| WHAT NEEDS TO BE DONE |
Find each line containing the string "value" and return it.

— start of MATERIAL FOR THIS TASK —

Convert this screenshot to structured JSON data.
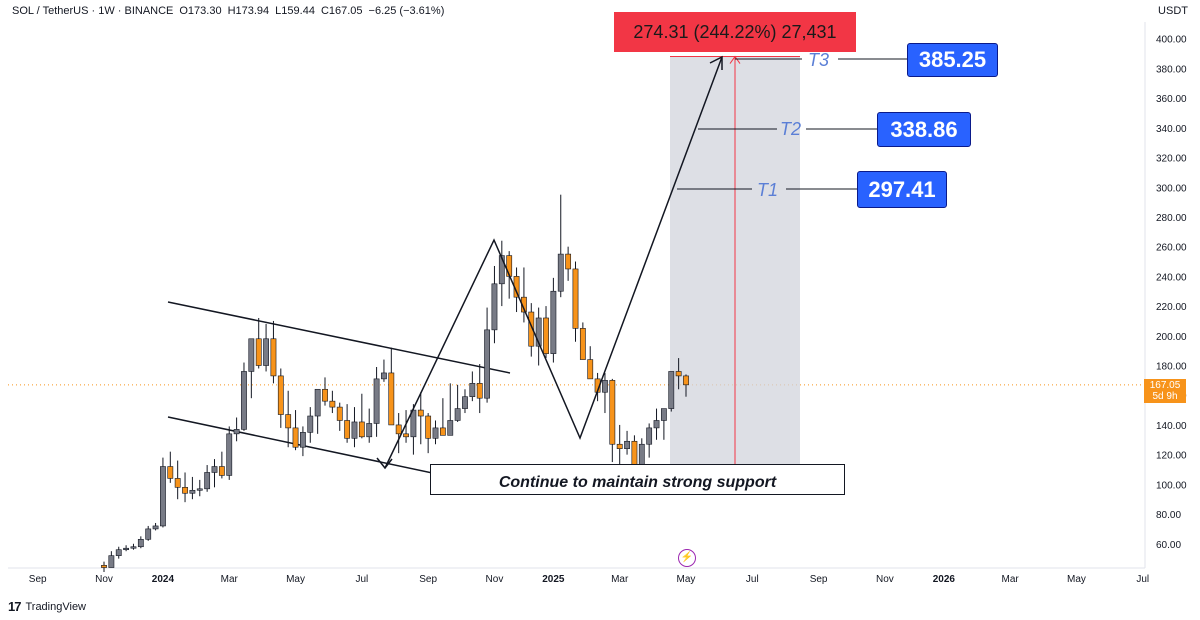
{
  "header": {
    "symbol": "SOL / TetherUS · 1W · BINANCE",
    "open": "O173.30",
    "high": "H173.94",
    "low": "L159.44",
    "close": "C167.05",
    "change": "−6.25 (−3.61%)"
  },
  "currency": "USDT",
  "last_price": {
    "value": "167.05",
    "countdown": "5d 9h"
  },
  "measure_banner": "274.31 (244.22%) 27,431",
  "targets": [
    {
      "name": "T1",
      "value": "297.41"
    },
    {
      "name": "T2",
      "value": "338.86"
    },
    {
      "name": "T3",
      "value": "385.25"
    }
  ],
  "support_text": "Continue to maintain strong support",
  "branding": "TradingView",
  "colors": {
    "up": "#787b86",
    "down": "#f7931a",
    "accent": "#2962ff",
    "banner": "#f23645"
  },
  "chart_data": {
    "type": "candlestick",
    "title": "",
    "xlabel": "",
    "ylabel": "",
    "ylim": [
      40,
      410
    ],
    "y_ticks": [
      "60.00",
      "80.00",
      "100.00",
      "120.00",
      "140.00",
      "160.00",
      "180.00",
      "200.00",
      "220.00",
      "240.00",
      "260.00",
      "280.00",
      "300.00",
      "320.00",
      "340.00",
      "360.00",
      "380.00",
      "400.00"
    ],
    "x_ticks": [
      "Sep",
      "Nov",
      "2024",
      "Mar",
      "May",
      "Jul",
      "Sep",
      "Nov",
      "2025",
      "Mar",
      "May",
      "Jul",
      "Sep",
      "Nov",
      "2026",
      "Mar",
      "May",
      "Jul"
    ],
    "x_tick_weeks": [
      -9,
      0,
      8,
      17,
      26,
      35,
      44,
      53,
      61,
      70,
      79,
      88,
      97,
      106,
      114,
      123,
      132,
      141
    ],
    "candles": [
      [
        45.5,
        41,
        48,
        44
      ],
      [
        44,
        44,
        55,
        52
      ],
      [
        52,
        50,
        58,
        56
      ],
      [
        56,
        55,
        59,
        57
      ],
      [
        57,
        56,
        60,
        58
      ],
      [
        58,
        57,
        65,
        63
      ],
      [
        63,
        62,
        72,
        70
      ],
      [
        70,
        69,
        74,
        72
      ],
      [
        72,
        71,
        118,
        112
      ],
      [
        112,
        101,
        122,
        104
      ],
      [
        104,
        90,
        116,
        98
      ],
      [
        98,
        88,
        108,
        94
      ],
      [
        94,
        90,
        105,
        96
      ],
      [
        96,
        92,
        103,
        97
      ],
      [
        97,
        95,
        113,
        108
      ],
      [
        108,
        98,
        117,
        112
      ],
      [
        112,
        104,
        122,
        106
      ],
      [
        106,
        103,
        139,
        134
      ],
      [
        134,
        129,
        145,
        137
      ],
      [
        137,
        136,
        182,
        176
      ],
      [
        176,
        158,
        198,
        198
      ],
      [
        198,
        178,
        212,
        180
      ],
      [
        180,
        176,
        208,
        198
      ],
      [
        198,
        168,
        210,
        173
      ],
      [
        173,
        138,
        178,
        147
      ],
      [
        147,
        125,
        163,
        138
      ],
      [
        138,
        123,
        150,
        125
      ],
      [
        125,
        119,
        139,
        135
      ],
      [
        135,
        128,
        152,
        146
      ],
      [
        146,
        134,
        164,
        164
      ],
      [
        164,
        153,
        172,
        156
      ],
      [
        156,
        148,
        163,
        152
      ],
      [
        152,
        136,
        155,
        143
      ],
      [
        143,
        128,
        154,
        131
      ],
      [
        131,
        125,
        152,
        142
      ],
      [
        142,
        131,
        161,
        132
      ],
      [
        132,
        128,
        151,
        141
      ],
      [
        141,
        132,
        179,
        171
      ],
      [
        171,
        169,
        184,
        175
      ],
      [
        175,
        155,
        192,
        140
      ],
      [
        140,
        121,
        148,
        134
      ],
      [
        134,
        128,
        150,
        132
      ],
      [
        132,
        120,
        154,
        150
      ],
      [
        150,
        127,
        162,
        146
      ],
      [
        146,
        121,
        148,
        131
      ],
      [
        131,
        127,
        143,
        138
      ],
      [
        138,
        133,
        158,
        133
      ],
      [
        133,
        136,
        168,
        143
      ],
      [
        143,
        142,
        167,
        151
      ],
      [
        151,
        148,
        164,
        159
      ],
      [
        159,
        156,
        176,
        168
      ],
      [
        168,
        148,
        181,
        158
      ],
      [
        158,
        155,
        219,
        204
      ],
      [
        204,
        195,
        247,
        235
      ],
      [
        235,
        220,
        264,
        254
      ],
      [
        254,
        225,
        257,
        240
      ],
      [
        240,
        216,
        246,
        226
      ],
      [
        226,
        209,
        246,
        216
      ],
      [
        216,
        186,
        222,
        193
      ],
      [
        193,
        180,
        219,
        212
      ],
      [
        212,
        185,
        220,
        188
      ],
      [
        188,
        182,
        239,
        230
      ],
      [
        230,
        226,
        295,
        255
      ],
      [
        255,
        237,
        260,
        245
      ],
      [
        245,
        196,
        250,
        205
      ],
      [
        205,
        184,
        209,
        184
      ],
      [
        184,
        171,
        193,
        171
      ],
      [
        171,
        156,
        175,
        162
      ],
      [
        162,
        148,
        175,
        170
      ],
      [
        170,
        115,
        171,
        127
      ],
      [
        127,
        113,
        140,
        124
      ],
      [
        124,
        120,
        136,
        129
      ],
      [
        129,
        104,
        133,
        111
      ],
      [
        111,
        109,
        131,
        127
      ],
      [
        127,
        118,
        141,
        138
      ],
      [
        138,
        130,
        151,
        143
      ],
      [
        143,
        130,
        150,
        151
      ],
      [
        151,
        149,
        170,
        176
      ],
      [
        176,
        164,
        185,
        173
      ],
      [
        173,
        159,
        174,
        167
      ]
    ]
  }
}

— end of MATERIAL FOR THIS TASK —

| SOLUTION FOR THIS TASK |
    "value": "167.05",
      "value": "297.41"
      "value": "338.86"
      "value": "385.25"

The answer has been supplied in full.